§ GIVEN REQUEST: Search the listing below for the string "expanded" and copy every line where it occurs.

------------------------------------------------------------------------

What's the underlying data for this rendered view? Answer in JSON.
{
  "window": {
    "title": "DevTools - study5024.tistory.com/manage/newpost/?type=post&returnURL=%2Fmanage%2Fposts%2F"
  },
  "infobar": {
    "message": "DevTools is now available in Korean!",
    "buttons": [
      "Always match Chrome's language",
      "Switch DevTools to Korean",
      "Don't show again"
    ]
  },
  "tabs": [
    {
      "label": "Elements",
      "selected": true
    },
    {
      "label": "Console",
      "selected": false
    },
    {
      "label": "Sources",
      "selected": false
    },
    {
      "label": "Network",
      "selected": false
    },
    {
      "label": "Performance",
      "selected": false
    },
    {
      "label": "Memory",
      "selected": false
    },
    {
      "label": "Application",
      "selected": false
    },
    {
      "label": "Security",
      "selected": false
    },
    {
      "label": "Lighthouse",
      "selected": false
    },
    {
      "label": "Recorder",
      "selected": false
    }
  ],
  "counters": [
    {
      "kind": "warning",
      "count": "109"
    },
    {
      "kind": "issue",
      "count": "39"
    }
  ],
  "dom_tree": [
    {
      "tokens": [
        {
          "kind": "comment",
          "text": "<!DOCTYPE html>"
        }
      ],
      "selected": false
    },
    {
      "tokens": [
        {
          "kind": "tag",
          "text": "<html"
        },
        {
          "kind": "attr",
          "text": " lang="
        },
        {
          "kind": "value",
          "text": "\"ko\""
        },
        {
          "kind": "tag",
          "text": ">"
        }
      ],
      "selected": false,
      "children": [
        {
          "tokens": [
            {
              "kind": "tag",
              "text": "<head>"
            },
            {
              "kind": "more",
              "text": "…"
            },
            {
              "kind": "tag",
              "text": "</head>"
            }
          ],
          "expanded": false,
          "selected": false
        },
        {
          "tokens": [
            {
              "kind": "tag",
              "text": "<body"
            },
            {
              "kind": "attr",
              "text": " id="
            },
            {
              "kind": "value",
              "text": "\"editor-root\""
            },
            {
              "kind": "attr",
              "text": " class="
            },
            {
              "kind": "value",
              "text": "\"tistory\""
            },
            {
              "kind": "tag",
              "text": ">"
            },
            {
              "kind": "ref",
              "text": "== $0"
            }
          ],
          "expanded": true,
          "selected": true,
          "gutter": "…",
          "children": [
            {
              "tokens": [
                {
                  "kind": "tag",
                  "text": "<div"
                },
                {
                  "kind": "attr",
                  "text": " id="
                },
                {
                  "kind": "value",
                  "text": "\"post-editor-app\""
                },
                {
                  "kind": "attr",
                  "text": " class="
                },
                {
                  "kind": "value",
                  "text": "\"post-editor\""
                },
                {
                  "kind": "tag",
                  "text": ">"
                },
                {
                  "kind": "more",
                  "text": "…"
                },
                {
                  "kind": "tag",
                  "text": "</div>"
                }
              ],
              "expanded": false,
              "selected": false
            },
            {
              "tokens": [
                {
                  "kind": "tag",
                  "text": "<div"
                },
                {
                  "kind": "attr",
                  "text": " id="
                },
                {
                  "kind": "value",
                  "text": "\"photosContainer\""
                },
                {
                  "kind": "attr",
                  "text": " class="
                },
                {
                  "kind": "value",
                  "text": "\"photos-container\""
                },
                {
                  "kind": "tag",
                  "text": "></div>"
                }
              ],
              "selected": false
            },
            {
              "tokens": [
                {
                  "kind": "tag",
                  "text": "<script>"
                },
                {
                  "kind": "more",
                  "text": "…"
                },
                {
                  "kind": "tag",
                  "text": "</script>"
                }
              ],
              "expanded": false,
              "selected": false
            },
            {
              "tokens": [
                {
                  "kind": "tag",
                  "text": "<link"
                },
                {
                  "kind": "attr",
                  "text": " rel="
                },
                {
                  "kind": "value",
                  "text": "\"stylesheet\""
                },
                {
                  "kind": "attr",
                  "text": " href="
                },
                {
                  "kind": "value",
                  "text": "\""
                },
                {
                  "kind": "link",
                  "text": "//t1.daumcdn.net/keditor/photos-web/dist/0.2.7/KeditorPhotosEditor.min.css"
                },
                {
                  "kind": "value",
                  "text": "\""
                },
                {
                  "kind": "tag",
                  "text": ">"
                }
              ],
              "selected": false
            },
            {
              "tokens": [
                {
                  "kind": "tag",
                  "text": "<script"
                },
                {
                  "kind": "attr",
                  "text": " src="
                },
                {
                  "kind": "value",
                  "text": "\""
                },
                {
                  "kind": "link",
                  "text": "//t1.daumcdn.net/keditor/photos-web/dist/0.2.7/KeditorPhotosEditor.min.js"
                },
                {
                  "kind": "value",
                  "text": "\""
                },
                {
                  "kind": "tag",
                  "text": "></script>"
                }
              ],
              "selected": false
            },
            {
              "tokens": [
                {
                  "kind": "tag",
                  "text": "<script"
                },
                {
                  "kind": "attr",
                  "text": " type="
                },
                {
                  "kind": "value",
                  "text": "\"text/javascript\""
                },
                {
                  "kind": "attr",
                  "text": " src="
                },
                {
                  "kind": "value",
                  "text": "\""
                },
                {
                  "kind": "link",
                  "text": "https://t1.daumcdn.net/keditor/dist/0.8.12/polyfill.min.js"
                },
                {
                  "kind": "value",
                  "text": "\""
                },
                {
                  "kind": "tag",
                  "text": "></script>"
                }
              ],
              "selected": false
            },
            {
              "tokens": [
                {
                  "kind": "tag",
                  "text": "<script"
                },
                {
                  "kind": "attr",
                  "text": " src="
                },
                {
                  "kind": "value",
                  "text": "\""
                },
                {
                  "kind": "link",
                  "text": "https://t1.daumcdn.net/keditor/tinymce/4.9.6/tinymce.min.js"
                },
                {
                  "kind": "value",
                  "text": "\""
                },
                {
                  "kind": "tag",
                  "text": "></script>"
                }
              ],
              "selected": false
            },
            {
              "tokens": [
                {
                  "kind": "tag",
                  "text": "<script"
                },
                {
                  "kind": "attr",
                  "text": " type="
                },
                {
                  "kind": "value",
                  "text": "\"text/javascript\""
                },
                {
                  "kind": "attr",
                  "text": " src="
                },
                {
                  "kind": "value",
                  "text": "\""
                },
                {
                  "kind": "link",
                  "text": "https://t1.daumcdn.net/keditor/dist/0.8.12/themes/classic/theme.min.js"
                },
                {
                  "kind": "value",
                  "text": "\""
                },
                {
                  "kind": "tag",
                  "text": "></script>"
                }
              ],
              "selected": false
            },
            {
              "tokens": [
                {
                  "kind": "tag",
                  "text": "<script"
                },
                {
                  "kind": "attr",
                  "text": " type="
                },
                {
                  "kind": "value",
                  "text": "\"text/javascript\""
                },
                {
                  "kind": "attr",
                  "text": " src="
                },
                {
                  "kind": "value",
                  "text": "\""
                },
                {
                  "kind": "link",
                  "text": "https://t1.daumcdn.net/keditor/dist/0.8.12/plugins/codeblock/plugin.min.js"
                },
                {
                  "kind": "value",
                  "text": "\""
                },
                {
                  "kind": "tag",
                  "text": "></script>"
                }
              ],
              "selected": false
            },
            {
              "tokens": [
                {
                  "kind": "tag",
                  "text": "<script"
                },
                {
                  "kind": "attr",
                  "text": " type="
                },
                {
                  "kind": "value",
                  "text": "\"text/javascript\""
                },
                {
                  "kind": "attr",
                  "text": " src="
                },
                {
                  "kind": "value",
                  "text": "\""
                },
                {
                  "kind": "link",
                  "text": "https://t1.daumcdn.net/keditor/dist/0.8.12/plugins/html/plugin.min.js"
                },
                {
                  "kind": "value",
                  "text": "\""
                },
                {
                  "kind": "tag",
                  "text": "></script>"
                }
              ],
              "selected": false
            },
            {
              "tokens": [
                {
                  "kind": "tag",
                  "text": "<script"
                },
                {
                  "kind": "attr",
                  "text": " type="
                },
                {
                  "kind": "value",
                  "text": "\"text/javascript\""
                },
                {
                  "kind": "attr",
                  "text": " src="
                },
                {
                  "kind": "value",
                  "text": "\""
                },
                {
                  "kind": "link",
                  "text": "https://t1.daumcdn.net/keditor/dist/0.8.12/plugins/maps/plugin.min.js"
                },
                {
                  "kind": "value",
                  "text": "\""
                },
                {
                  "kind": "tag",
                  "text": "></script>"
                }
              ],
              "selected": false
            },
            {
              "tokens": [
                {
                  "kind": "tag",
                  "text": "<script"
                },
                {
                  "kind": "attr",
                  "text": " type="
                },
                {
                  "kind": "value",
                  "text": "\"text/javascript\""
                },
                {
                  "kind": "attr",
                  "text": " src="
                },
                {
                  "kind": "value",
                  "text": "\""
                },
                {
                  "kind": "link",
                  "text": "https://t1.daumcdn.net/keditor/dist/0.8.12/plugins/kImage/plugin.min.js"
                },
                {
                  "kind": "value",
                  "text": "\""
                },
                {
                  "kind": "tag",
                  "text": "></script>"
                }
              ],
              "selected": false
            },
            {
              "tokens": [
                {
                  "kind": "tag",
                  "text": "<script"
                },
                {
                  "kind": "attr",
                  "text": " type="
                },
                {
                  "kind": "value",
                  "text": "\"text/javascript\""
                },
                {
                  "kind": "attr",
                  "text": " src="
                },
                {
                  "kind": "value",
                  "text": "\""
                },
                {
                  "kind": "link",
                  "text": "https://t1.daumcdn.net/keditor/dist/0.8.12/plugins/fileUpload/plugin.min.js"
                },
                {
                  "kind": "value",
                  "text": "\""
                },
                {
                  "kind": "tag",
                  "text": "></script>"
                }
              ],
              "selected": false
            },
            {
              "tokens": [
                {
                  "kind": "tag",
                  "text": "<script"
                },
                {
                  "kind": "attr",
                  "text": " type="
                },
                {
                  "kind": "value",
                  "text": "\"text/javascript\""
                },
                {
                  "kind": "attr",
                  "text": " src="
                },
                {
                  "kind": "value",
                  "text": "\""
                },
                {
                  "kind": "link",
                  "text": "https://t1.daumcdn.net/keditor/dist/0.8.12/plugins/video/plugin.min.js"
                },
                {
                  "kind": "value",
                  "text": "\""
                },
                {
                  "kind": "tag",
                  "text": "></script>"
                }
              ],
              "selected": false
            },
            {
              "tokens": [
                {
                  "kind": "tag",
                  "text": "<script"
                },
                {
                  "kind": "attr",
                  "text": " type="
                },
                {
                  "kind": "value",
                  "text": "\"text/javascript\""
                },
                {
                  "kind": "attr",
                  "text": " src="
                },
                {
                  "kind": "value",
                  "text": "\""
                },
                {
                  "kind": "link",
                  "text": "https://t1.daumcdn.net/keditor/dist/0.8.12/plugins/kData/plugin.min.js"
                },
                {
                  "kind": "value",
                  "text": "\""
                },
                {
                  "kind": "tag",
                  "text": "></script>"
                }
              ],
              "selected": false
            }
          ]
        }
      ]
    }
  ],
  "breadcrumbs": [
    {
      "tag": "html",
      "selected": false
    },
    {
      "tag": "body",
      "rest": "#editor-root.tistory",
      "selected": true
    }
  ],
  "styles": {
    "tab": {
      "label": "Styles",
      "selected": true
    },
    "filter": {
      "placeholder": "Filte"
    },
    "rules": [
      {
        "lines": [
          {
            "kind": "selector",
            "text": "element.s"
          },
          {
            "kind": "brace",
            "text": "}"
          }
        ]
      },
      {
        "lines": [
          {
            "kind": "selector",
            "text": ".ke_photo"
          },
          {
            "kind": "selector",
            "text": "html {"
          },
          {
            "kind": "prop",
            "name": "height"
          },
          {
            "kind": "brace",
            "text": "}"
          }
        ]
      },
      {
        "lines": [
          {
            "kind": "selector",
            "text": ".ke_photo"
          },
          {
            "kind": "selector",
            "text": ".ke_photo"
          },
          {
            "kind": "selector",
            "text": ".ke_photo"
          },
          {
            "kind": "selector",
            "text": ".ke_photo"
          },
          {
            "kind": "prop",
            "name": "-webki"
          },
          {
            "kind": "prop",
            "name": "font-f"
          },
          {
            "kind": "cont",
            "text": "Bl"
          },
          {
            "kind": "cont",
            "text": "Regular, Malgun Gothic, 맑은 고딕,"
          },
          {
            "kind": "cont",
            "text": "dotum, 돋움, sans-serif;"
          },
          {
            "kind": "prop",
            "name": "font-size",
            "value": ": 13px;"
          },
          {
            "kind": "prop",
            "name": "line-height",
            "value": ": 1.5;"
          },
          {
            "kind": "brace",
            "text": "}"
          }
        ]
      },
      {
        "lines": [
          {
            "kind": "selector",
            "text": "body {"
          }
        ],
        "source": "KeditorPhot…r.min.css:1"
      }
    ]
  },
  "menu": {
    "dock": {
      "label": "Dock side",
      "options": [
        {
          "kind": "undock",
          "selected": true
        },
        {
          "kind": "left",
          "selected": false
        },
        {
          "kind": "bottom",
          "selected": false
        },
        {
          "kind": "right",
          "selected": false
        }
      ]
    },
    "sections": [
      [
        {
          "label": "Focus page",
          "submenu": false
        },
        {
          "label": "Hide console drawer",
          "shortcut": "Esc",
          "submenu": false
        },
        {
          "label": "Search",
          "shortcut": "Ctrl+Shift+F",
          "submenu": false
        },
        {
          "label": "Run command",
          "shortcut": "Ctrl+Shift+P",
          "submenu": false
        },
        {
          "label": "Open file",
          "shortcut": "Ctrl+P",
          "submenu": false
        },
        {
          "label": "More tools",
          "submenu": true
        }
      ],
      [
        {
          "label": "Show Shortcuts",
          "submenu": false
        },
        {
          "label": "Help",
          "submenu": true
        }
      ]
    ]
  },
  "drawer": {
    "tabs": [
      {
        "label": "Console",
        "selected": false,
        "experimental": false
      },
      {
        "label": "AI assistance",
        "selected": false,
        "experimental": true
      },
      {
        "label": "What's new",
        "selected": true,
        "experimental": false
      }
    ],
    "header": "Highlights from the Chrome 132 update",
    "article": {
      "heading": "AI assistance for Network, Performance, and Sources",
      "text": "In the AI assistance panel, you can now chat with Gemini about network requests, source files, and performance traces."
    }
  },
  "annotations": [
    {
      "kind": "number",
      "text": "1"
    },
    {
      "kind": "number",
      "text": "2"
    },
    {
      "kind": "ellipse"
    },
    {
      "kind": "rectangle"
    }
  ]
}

------------------------------------------------------------------------

§ EXERCISE RESULT:
          "expanded": false,
          "expanded": true,
              "expanded": false,
              "expanded": false,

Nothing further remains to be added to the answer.